* _What to do_
Locate and copy all lines bearing the word "информация".

* _Lines of data_
--- start ---
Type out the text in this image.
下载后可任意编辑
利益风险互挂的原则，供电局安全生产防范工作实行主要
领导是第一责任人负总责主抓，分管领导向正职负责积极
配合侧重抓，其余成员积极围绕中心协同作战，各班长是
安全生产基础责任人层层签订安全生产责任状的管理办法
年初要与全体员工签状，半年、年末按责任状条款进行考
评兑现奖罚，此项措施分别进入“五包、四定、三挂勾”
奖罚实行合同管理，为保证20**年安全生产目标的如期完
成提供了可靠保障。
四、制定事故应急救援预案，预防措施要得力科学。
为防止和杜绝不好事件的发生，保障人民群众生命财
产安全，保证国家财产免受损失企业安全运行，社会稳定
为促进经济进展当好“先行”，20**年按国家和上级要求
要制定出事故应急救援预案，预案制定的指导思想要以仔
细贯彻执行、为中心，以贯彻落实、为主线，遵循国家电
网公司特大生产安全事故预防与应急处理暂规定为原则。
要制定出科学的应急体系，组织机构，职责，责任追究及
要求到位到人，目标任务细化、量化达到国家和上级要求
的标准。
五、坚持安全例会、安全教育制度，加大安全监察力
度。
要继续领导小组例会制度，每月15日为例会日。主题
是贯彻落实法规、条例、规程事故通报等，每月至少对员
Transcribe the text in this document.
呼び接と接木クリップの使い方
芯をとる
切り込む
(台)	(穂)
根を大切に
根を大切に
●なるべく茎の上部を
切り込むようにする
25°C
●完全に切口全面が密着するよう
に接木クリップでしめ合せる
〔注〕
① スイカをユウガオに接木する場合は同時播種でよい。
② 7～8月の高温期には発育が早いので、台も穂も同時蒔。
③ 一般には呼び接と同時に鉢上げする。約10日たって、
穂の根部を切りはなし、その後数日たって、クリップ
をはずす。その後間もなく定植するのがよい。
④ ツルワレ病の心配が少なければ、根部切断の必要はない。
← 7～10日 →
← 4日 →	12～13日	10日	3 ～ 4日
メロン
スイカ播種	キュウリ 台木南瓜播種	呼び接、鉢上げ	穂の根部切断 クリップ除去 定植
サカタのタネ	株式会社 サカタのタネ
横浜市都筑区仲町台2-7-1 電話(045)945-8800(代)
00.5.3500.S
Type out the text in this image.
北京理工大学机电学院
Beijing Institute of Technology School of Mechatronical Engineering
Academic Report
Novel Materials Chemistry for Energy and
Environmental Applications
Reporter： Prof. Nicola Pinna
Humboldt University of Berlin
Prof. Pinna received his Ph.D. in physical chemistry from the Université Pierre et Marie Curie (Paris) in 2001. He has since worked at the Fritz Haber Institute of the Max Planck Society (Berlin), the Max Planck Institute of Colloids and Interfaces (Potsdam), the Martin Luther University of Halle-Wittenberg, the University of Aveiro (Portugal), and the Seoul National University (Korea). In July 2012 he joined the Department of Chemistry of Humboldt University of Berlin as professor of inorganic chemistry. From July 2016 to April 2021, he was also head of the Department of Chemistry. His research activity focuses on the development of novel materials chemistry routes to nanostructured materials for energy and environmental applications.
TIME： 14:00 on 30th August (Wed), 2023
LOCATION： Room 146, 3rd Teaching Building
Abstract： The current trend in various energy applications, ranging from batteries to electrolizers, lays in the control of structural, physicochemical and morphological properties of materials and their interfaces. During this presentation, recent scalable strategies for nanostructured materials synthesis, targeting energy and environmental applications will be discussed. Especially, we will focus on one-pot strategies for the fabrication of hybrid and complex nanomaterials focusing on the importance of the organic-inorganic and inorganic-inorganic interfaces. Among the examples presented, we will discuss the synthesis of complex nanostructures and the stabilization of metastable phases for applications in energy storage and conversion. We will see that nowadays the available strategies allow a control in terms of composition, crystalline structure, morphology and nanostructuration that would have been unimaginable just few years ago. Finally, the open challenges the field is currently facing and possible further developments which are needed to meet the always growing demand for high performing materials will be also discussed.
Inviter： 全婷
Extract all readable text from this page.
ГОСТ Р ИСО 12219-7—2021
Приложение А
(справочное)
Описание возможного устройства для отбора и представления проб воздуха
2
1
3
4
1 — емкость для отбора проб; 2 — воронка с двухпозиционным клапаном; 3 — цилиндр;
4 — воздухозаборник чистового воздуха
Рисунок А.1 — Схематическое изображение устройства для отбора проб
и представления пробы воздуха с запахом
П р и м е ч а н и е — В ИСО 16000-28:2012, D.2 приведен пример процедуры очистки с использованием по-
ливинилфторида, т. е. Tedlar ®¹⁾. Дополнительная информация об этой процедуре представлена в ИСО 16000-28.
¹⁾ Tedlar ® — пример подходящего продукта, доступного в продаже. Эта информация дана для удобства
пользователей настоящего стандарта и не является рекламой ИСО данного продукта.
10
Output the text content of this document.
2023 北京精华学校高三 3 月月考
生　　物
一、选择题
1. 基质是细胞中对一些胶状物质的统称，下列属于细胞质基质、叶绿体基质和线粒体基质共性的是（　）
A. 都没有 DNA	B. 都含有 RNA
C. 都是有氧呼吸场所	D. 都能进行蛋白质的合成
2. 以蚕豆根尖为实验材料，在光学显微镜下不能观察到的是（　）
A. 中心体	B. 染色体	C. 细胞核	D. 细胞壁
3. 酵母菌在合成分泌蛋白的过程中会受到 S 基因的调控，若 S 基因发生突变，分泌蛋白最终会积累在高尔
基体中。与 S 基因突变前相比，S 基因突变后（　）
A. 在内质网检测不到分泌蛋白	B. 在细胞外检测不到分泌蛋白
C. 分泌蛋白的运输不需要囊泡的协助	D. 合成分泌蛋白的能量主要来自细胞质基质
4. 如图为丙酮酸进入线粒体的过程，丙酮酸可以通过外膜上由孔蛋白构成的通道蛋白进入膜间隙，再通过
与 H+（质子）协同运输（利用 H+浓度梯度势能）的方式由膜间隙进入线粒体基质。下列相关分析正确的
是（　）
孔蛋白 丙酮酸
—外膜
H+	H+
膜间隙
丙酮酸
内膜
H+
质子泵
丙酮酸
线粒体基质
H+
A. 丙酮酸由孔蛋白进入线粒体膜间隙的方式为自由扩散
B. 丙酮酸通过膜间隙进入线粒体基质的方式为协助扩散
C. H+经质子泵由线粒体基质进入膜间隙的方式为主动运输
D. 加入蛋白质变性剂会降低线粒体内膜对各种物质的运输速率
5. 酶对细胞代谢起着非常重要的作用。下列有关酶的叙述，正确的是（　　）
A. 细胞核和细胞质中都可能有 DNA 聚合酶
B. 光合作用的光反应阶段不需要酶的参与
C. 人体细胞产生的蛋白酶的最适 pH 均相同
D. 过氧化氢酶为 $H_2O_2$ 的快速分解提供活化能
--- end ---
* _Task answer_
ливинилфторида, т. е. Tedlar ®¹⁾. Дополнительная информация об этой процедуре представлена в ИСО 16000-28.
¹⁾ Tedlar ® — пример подходящего продукта, доступного в продаже. Эта информация дана для удобства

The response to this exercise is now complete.